Aim
The records below are to be repeated in full, exactly as they are.

Material for this task
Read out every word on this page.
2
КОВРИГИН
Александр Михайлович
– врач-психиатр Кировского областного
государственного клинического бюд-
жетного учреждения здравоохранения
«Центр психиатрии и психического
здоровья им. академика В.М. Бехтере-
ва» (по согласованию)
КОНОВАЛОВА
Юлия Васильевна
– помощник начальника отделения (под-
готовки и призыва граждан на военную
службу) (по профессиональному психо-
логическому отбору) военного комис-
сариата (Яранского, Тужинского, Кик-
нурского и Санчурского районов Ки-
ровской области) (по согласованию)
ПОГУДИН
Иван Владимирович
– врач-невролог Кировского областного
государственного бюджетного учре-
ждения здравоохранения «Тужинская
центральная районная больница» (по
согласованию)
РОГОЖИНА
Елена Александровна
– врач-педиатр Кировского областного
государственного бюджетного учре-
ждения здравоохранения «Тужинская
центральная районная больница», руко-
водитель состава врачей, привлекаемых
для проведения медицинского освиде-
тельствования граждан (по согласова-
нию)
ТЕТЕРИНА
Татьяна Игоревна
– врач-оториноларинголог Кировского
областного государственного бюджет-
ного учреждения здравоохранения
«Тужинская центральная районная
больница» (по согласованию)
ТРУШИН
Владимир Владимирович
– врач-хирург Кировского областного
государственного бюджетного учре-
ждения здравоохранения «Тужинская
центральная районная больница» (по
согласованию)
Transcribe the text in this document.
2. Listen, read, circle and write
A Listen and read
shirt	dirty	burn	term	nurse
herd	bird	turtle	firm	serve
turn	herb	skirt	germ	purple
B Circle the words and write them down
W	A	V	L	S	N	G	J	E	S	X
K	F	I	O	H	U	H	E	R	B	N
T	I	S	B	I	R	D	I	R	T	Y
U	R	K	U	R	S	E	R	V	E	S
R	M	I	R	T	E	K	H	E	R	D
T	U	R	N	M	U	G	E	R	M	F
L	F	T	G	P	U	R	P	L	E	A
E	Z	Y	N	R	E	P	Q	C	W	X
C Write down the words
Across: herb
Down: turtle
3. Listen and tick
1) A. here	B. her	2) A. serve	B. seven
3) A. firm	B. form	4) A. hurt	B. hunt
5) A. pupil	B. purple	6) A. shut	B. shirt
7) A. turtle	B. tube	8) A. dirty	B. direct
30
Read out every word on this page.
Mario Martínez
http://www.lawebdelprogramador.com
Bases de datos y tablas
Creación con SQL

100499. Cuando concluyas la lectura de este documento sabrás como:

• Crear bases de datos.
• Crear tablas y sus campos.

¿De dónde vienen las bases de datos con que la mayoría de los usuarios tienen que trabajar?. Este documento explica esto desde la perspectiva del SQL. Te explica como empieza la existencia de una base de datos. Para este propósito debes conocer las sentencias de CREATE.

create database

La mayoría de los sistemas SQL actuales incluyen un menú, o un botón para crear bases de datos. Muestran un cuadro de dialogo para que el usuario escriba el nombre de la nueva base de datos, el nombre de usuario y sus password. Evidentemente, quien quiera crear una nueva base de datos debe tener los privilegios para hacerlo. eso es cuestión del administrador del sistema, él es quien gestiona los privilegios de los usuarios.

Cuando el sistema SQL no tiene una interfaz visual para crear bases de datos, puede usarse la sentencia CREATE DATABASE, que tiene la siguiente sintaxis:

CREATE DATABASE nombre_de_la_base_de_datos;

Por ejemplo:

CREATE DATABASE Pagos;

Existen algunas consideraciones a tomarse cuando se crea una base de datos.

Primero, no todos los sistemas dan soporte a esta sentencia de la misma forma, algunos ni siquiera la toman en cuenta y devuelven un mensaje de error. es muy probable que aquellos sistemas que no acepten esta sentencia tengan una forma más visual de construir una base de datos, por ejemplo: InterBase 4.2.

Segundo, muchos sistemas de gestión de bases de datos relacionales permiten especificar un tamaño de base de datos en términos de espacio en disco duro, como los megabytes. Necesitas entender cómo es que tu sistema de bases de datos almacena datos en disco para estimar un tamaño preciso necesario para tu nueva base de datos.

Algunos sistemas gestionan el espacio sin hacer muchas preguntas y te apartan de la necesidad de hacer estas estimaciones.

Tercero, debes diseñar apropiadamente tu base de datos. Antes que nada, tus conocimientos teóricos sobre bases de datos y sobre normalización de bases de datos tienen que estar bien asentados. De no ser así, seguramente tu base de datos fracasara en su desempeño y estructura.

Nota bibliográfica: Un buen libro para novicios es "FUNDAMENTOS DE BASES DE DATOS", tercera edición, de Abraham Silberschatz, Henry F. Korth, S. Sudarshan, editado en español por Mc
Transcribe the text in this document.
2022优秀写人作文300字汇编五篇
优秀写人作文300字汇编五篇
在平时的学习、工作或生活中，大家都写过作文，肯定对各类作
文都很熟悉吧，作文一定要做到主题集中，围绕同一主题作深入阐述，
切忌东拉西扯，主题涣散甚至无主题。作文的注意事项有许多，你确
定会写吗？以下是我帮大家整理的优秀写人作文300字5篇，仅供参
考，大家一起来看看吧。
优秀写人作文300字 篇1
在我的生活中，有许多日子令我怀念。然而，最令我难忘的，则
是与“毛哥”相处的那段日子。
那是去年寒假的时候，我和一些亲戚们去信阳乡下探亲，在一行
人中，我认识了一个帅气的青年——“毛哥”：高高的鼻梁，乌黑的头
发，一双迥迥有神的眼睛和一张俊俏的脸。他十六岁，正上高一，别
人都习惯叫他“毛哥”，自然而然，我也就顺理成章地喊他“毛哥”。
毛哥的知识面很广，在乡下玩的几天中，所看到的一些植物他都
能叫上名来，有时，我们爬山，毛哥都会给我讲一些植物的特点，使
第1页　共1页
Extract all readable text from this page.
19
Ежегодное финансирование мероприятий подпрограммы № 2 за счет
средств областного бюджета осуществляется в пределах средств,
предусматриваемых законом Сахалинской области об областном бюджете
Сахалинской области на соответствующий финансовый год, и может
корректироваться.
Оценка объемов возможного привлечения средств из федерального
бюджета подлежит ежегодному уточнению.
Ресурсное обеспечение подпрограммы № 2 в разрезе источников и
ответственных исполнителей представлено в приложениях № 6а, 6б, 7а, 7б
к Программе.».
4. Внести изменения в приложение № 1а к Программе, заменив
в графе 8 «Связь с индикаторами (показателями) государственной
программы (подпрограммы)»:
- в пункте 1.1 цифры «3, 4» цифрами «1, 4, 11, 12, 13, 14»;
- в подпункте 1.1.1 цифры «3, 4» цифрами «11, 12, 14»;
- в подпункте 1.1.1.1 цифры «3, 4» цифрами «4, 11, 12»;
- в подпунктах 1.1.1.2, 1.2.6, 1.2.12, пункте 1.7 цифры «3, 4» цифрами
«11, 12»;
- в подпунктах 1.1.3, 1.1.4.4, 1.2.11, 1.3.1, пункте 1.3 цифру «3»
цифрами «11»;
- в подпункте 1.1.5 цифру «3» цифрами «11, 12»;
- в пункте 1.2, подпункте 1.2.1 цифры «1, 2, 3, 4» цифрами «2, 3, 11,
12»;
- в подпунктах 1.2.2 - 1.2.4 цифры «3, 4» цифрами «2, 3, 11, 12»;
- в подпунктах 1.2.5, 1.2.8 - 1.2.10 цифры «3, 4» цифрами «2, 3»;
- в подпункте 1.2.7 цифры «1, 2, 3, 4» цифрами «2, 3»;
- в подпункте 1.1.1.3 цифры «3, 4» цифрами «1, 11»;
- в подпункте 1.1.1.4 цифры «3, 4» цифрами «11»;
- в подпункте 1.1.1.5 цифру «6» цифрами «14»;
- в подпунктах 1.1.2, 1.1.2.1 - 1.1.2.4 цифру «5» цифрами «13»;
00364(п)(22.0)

Response to the task
Read out every word on this page.
2
КОВРИГИН
Александр Михайлович
– врач-психиатр Кировского областного
государственного клинического бюд-
жетного учреждения здравоохранения
«Центр психиатрии и психического
здоровья им. академика В.М. Бехтере-
ва» (по согласованию)
КОНОВАЛОВА
Юлия Васильевна
– помощник начальника отделения (под-
готовки и призыва граждан на военную
службу) (по профессиональному психо-
логическому отбору) военного комис-
сариата (Яранского, Тужинского, Кик-
нурского и Санчурского районов Ки-
ровской области) (по согласованию)
ПОГУДИН
Иван Владимирович
– врач-невролог Кировского областного
государственного бюджетного учре-
ждения здравоохранения «Тужинская
центральная районная больница» (по
согласованию)
РОГОЖИНА
Елена Александровна
– врач-педиатр Кировского областного
государственного бюджетного учре-
ждения здравоохранения «Тужинская
центральная районная больница», руко-
водитель состава врачей, привлекаемых
для проведения медицинского освиде-
тельствования граждан (по согласова-
нию)
ТЕТЕРИНА
Татьяна Игоревна
– врач-оториноларинголог Кировского
областного государственного бюджет-
ного учреждения здравоохранения
«Тужинская центральная районная
больница» (по согласованию)
ТРУШИН
Владимир Владимирович
– врач-хирург Кировского областного
государственного бюджетного учре-
ждения здравоохранения «Тужинская
центральная районная больница» (по
согласованию)
Transcribe the text in this document.
2. Listen, read, circle and write
A Listen and read
shirt	dirty	burn	term	nurse
herd	bird	turtle	firm	serve
turn	herb	skirt	germ	purple
B Circle the words and write them down
W	A	V	L	S	N	G	J	E	S	X
K	F	I	O	H	U	H	E	R	B	N
T	I	S	B	I	R	D	I	R	T	Y
U	R	K	U	R	S	E	R	V	E	S
R	M	I	R	T	E	K	H	E	R	D
T	U	R	N	M	U	G	E	R	M	F
L	F	T	G	P	U	R	P	L	E	A
E	Z	Y	N	R	E	P	Q	C	W	X
C Write down the words
Across: herb
Down: turtle
3. Listen and tick
1) A. here	B. her	2) A. serve	B. seven
3) A. firm	B. form	4) A. hurt	B. hunt
5) A. pupil	B. purple	6) A. shut	B. shirt
7) A. turtle	B. tube	8) A. dirty	B. direct
30
Read out every word on this page.
Mario Martínez
http://www.lawebdelprogramador.com
Bases de datos y tablas
Creación con SQL

100499. Cuando concluyas la lectura de este documento sabrás como:

• Crear bases de datos.
• Crear tablas y sus campos.

¿De dónde vienen las bases de datos con que la mayoría de los usuarios tienen que trabajar?. Este documento explica esto desde la perspectiva del SQL. Te explica como empieza la existencia de una base de datos. Para este propósito debes conocer las sentencias de CREATE.

create database

La mayoría de los sistemas SQL actuales incluyen un menú, o un botón para crear bases de datos. Muestran un cuadro de dialogo para que el usuario escriba el nombre de la nueva base de datos, el nombre de usuario y sus password. Evidentemente, quien quiera crear una nueva base de datos debe tener los privilegios para hacerlo. eso es cuestión del administrador del sistema, él es quien gestiona los privilegios de los usuarios.

Cuando el sistema SQL no tiene una interfaz visual para crear bases de datos, puede usarse la sentencia CREATE DATABASE, que tiene la siguiente sintaxis:

CREATE DATABASE nombre_de_la_base_de_datos;

Por ejemplo:

CREATE DATABASE Pagos;

Existen algunas consideraciones a tomarse cuando se crea una base de datos.

Primero, no todos los sistemas dan soporte a esta sentencia de la misma forma, algunos ni siquiera la toman en cuenta y devuelven un mensaje de error. es muy probable que aquellos sistemas que no acepten esta sentencia tengan una forma más visual de construir una base de datos, por ejemplo: InterBase 4.2.

Segundo, muchos sistemas de gestión de bases de datos relacionales permiten especificar un tamaño de base de datos en términos de espacio en disco duro, como los megabytes. Necesitas entender cómo es que tu sistema de bases de datos almacena datos en disco para estimar un tamaño preciso necesario para tu nueva base de datos.

Algunos sistemas gestionan el espacio sin hacer muchas preguntas y te apartan de la necesidad de hacer estas estimaciones.

Tercero, debes diseñar apropiadamente tu base de datos. Antes que nada, tus conocimientos teóricos sobre bases de datos y sobre normalización de bases de datos tienen que estar bien asentados. De no ser así, seguramente tu base de datos fracasara en su desempeño y estructura.

Nota bibliográfica: Un buen libro para novicios es "FUNDAMENTOS DE BASES DE DATOS", tercera edición, de Abraham Silberschatz, Henry F. Korth, S. Sudarshan, editado en español por Mc
Transcribe the text in this document.
2022优秀写人作文300字汇编五篇
优秀写人作文300字汇编五篇
在平时的学习、工作或生活中，大家都写过作文，肯定对各类作
文都很熟悉吧，作文一定要做到主题集中，围绕同一主题作深入阐述，
切忌东拉西扯，主题涣散甚至无主题。作文的注意事项有许多，你确
定会写吗？以下是我帮大家整理的优秀写人作文300字5篇，仅供参
考，大家一起来看看吧。
优秀写人作文300字 篇1
在我的生活中，有许多日子令我怀念。然而，最令我难忘的，则
是与“毛哥”相处的那段日子。
那是去年寒假的时候，我和一些亲戚们去信阳乡下探亲，在一行
人中，我认识了一个帅气的青年——“毛哥”：高高的鼻梁，乌黑的头
发，一双迥迥有神的眼睛和一张俊俏的脸。他十六岁，正上高一，别
人都习惯叫他“毛哥”，自然而然，我也就顺理成章地喊他“毛哥”。
毛哥的知识面很广，在乡下玩的几天中，所看到的一些植物他都
能叫上名来，有时，我们爬山，毛哥都会给我讲一些植物的特点，使
第1页　共1页
Extract all readable text from this page.
19
Ежегодное финансирование мероприятий подпрограммы № 2 за счет
средств областного бюджета осуществляется в пределах средств,
предусматриваемых законом Сахалинской области об областном бюджете
Сахалинской области на соответствующий финансовый год, и может
корректироваться.
Оценка объемов возможного привлечения средств из федерального
бюджета подлежит ежегодному уточнению.
Ресурсное обеспечение подпрограммы № 2 в разрезе источников и
ответственных исполнителей представлено в приложениях № 6а, 6б, 7а, 7б
к Программе.».
4. Внести изменения в приложение № 1а к Программе, заменив
в графе 8 «Связь с индикаторами (показателями) государственной
программы (подпрограммы)»:
- в пункте 1.1 цифры «3, 4» цифрами «1, 4, 11, 12, 13, 14»;
- в подпункте 1.1.1 цифры «3, 4» цифрами «11, 12, 14»;
- в подпункте 1.1.1.1 цифры «3, 4» цифрами «4, 11, 12»;
- в подпунктах 1.1.1.2, 1.2.6, 1.2.12, пункте 1.7 цифры «3, 4» цифрами
«11, 12»;
- в подпунктах 1.1.3, 1.1.4.4, 1.2.11, 1.3.1, пункте 1.3 цифру «3»
цифрами «11»;
- в подпункте 1.1.5 цифру «3» цифрами «11, 12»;
- в пункте 1.2, подпункте 1.2.1 цифры «1, 2, 3, 4» цифрами «2, 3, 11,
12»;
- в подпунктах 1.2.2 - 1.2.4 цифры «3, 4» цифрами «2, 3, 11, 12»;
- в подпунктах 1.2.5, 1.2.8 - 1.2.10 цифры «3, 4» цифрами «2, 3»;
- в подпункте 1.2.7 цифры «1, 2, 3, 4» цифрами «2, 3»;
- в подпункте 1.1.1.3 цифры «3, 4» цифрами «1, 11»;
- в подпункте 1.1.1.4 цифры «3, 4» цифрами «11»;
- в подпункте 1.1.1.5 цифру «6» цифрами «14»;
- в подпунктах 1.1.2, 1.1.2.1 - 1.1.2.4 цифру «5» цифрами «13»;
00364(п)(22.0)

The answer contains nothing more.